Recorded information —
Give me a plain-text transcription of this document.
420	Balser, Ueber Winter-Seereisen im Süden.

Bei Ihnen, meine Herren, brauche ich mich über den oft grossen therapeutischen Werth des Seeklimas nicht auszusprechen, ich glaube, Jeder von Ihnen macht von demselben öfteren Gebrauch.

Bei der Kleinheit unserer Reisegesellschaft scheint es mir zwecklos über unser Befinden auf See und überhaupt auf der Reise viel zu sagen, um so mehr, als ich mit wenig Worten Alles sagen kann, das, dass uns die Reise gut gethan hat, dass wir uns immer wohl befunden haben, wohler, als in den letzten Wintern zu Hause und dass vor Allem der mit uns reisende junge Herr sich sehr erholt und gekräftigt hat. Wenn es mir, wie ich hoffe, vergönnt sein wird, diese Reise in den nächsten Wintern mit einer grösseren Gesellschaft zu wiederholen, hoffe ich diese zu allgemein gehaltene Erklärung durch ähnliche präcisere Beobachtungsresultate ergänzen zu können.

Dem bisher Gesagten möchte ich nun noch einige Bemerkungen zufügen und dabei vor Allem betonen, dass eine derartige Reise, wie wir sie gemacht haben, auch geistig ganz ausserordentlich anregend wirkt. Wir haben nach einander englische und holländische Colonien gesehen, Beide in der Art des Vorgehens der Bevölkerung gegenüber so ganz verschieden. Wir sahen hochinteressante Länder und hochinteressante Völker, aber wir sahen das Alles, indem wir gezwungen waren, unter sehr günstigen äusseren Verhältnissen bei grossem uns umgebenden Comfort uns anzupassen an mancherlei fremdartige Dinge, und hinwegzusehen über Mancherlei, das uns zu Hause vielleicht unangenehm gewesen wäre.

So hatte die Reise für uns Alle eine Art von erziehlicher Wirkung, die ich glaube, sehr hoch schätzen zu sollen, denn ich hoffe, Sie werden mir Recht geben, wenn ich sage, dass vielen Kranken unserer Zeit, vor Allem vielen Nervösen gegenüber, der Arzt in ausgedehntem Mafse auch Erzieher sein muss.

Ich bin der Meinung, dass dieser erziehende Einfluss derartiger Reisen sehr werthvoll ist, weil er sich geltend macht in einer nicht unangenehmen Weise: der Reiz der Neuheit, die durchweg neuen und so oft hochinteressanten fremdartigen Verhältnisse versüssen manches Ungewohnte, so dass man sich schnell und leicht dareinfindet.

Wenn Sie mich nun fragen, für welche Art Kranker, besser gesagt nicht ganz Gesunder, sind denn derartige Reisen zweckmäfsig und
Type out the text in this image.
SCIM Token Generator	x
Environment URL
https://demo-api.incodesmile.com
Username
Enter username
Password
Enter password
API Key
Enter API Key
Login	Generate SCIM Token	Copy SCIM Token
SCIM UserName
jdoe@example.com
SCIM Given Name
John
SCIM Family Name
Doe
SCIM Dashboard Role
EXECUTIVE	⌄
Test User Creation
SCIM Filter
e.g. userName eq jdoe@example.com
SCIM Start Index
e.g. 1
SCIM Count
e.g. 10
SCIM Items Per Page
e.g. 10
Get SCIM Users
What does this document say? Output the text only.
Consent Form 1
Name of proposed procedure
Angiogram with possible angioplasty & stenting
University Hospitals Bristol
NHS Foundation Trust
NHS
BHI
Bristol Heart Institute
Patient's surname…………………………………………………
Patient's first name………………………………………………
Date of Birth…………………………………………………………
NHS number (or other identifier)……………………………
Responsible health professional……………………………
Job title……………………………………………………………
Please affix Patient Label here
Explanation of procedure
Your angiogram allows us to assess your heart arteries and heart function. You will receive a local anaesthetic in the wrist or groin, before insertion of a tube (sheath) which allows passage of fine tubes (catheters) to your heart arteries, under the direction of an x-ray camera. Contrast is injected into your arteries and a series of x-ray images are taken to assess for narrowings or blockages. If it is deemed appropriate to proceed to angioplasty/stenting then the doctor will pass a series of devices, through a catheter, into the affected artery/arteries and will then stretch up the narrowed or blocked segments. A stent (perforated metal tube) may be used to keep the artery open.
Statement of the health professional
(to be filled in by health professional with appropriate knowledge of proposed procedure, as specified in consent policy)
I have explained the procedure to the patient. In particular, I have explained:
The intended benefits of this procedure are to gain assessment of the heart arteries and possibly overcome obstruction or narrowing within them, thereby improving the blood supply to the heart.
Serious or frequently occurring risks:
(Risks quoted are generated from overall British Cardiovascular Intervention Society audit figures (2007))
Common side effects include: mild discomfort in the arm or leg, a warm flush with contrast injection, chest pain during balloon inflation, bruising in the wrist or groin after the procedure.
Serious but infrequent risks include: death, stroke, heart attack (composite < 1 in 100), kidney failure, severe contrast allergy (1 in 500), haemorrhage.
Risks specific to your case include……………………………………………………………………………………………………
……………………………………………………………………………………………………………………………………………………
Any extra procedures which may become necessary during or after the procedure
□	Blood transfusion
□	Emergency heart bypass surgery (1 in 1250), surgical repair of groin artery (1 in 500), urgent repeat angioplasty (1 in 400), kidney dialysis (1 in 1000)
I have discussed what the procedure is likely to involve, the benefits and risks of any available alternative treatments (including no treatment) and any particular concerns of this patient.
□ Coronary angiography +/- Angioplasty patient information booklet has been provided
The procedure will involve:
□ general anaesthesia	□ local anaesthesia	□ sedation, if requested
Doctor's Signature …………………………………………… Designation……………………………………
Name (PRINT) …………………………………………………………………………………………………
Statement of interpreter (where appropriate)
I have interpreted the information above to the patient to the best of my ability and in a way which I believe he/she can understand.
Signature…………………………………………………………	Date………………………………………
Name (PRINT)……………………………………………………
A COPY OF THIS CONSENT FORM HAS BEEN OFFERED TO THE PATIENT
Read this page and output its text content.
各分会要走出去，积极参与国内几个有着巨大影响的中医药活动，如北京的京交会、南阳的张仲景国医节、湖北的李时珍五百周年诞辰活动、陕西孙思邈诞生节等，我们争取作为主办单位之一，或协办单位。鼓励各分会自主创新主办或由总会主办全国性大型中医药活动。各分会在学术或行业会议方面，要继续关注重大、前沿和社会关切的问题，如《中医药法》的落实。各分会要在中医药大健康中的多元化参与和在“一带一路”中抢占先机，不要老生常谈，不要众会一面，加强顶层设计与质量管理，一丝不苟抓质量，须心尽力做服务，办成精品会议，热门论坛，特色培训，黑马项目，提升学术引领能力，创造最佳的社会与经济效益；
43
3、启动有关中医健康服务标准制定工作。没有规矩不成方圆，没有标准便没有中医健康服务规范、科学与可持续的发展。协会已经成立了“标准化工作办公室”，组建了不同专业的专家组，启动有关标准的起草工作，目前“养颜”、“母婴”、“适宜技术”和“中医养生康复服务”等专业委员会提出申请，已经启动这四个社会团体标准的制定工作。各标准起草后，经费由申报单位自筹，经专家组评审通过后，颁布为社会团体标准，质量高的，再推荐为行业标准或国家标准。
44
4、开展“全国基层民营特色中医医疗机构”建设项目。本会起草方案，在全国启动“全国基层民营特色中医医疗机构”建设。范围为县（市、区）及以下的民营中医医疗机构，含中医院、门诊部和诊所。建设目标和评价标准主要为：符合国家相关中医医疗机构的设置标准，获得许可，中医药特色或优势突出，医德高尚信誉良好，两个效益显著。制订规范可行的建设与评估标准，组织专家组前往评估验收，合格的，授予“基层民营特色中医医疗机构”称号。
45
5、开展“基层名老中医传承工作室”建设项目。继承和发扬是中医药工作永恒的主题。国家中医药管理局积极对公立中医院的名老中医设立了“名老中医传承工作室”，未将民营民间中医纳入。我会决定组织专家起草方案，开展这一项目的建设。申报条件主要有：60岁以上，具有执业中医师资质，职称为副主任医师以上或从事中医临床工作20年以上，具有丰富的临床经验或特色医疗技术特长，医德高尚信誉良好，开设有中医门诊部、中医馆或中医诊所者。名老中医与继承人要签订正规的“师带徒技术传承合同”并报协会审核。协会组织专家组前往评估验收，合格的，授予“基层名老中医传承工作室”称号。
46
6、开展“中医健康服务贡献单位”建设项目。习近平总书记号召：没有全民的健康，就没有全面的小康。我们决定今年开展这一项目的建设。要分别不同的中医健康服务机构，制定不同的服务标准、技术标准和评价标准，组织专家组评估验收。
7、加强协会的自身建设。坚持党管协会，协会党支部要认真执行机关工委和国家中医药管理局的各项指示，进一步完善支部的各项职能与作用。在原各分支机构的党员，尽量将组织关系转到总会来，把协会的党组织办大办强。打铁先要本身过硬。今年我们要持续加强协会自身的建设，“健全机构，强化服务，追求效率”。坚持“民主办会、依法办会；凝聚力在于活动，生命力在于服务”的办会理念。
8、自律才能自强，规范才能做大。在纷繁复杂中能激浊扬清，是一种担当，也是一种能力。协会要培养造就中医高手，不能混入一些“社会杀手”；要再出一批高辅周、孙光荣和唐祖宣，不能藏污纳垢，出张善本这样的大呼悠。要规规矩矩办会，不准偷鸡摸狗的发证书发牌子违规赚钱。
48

To do — Determine how many lines in the listing above hold the word "Token", answering with the number only.

Exercise output — 2